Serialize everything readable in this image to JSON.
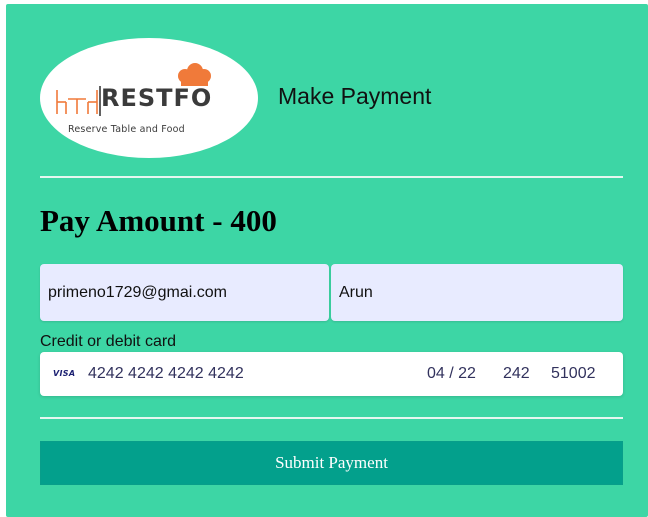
{
  "logo": {
    "name": "RESTFO",
    "tagline": "Reserve Table and Food"
  },
  "header": {
    "title": "Make Payment"
  },
  "payment": {
    "amount_heading": "Pay Amount - 400"
  },
  "form": {
    "email_value": "primeno1729@gmai.com",
    "name_value": "Arun",
    "card_label": "Credit or debit card",
    "card": {
      "brand": "VISA",
      "number": "4242 4242 4242 4242",
      "expiry": "04 / 22",
      "cvc": "242",
      "zip": "51002"
    },
    "submit_label": "Submit Payment"
  },
  "colors": {
    "background": "#3dd6a5",
    "input_background": "#e8ebff",
    "submit_button": "#03a08c"
  }
}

TASK DESCRIPTION:
Restate the records above in full, word for word. Keep pictures out.

THE OUTPUT:
Serialize everything readable in this image to JSON.
{
  "logo": {
    "name": "RESTFO",
    "tagline": "Reserve Table and Food"
  },
  "header": {
    "title": "Make Payment"
  },
  "payment": {
    "amount_heading": "Pay Amount - 400"
  },
  "form": {
    "email_value": "primeno1729@gmai.com",
    "name_value": "Arun",
    "card_label": "Credit or debit card",
    "card": {
      "brand": "VISA",
      "number": "4242 4242 4242 4242",
      "expiry": "04 / 22",
      "cvc": "242",
      "zip": "51002"
    },
    "submit_label": "Submit Payment"
  },
  "colors": {
    "background": "#3dd6a5",
    "input_background": "#e8ebff",
    "submit_button": "#03a08c"
  }
}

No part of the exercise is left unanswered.